> _GIVEN EXERCISE_: Find each line with the string "污泥好氧发酵设备" and copy it.
— Start GIVEN DATA —
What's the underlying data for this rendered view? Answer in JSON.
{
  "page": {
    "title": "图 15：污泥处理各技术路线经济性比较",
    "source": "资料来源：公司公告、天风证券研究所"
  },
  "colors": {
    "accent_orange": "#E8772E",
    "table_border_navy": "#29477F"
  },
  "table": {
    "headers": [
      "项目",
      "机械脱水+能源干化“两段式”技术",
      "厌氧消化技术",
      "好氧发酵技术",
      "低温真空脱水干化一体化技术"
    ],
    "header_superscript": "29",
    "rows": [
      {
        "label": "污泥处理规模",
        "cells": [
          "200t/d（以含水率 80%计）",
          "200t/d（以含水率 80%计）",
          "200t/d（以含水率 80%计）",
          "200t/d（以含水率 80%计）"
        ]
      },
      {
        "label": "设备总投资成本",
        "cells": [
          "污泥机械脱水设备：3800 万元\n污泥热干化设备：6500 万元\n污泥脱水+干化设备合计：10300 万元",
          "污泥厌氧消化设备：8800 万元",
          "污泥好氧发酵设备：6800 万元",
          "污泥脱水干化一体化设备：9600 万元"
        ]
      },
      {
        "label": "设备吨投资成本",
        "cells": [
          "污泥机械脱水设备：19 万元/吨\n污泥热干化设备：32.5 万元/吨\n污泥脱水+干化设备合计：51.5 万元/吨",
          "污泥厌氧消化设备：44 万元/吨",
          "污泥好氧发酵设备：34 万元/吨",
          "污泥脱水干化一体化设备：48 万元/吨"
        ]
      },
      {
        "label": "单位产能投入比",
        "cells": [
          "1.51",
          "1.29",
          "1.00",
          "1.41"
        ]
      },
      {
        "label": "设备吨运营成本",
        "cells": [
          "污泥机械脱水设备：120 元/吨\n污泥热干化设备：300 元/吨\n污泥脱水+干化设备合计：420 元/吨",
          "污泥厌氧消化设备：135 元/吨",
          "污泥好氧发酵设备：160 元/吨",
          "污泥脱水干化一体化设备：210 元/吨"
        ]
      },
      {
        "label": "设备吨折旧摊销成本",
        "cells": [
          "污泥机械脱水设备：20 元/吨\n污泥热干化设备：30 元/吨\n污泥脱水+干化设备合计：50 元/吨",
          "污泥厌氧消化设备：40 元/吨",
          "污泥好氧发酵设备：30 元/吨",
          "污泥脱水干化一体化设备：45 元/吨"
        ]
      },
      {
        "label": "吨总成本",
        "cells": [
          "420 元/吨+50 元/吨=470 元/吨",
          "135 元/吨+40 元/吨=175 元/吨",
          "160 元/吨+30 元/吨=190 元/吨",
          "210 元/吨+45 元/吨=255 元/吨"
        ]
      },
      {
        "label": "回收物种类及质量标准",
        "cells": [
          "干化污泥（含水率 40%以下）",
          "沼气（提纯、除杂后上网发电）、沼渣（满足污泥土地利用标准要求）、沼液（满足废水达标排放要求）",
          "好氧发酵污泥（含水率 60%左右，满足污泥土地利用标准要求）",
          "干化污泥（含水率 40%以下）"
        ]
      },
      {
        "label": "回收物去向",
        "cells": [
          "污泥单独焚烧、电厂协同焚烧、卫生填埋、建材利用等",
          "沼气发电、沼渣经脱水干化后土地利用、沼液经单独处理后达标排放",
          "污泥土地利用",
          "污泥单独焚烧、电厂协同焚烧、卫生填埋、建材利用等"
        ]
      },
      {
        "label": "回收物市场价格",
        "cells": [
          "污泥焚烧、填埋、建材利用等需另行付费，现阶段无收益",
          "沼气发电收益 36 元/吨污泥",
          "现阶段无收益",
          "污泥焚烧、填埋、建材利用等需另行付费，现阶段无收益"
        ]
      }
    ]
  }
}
— End GIVEN DATA —
> _WRITTEN RESPONSE_:
          "污泥好氧发酵设备：6800 万元",
          "污泥好氧发酵设备：34 万元/吨",
          "污泥好氧发酵设备：160 元/吨",
          "污泥好氧发酵设备：30 元/吨",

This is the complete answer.